(begin)
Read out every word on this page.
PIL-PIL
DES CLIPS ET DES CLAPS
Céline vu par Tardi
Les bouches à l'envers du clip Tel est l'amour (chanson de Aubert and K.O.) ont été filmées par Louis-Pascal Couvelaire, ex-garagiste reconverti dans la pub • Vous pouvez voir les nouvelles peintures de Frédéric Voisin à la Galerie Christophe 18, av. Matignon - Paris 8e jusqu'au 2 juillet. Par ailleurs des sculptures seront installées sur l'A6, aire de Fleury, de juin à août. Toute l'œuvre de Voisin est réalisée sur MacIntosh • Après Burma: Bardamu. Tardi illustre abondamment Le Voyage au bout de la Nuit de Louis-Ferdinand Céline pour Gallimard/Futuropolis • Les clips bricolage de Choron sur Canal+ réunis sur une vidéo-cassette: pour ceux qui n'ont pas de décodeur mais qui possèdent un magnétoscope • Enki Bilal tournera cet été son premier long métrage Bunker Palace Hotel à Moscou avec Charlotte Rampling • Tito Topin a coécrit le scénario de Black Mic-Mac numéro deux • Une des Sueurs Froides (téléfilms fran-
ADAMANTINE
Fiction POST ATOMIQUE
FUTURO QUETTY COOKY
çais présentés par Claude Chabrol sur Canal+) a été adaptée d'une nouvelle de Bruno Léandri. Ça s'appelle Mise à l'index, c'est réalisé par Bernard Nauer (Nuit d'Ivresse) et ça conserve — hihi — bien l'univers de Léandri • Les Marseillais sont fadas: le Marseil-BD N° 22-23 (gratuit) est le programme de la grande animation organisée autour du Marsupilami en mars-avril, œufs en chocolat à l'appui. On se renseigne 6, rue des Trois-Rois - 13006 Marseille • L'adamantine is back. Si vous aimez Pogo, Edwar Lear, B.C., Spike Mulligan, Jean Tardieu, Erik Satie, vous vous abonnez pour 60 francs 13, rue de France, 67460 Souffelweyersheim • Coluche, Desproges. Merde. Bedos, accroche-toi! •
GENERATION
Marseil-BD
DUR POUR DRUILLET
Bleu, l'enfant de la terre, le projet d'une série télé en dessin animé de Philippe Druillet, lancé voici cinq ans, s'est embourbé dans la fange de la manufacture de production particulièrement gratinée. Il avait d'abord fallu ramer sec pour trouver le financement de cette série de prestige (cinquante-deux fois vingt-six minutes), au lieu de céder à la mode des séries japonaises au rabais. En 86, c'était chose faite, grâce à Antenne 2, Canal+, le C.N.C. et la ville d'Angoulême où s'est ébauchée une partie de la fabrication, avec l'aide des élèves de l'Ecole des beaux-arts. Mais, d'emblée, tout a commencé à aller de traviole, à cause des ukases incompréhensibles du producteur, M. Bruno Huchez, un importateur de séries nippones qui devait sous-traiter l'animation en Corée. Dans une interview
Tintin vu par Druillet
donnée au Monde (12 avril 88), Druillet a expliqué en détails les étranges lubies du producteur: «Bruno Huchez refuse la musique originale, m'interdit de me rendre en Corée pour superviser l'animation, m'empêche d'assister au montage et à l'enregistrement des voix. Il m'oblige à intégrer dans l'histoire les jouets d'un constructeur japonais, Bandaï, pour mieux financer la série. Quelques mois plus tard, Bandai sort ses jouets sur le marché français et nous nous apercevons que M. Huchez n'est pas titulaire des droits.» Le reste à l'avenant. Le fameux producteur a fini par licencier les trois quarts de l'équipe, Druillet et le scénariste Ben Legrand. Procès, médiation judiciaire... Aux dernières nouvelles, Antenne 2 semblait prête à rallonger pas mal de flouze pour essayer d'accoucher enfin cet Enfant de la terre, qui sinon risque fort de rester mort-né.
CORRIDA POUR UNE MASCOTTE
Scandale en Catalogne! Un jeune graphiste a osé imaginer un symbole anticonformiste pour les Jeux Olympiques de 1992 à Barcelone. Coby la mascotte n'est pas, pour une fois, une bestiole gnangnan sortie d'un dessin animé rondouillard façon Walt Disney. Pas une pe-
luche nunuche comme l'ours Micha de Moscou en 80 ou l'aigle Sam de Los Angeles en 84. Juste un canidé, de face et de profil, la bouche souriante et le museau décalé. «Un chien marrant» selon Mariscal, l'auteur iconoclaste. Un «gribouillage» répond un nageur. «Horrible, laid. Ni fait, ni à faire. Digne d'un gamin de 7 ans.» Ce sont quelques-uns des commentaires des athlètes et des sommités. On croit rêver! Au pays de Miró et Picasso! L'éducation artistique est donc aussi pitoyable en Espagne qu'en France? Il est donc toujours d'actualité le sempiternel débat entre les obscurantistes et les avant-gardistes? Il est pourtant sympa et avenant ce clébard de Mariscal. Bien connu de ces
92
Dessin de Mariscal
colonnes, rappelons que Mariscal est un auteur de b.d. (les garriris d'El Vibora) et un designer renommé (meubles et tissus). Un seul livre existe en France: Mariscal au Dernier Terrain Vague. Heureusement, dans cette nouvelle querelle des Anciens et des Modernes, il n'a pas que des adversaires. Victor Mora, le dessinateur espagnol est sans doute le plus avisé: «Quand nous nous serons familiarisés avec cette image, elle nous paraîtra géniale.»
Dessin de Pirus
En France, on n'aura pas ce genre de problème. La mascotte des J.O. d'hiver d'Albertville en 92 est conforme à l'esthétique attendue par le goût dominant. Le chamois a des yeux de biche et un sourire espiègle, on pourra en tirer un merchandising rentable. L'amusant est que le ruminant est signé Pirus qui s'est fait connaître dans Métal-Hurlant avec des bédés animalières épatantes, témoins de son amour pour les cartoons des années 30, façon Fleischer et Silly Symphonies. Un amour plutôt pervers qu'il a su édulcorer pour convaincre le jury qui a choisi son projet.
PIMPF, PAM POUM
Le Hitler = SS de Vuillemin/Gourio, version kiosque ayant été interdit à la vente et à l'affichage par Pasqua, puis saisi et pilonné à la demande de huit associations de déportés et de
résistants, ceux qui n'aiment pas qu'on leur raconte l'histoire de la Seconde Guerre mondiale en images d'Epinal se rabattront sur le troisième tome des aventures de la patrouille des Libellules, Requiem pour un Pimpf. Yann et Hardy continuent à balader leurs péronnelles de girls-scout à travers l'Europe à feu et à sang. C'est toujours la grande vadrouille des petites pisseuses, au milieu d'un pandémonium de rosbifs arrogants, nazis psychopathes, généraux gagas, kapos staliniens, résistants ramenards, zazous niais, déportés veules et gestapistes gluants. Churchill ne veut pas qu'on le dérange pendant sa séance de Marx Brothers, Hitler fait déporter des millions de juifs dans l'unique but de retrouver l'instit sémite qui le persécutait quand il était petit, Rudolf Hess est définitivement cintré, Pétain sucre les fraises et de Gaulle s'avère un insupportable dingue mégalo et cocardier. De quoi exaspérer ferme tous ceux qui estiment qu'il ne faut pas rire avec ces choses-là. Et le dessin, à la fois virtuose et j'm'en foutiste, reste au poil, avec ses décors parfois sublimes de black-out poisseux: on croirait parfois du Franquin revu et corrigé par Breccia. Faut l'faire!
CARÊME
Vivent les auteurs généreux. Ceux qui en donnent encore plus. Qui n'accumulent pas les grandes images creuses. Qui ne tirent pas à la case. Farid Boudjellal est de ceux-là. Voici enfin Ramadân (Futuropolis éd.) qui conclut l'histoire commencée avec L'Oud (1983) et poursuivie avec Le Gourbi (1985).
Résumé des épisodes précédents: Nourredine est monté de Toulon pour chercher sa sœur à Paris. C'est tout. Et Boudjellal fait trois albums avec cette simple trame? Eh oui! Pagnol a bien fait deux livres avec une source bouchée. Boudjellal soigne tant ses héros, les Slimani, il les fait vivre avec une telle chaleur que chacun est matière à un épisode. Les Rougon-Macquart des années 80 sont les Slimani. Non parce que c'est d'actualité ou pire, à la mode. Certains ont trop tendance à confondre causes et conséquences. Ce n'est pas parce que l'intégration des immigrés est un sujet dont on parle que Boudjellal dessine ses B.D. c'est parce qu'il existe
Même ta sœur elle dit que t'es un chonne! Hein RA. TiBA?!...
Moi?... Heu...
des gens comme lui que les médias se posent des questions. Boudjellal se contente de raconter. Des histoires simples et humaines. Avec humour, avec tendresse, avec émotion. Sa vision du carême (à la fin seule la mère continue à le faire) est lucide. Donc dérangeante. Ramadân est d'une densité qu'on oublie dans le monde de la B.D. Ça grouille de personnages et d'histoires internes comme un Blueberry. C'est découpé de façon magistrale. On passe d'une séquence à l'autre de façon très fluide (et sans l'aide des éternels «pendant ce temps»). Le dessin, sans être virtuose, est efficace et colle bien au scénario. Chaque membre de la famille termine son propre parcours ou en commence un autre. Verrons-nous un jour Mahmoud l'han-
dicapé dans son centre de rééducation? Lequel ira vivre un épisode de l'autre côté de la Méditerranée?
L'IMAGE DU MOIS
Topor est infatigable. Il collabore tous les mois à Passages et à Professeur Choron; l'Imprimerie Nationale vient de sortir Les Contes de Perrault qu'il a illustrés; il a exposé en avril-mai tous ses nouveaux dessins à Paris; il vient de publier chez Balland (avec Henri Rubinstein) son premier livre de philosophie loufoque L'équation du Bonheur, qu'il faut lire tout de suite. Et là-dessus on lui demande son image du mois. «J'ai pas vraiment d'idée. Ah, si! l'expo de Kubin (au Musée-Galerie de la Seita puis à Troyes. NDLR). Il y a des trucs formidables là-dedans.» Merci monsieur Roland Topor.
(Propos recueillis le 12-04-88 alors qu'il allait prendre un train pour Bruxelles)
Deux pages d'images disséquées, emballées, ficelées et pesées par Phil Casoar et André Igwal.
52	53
(end)
## EXERCISE:
Work out how many lines of the listing above include "sans". Answer with the number and nothing more.

## TASK RESULT:
2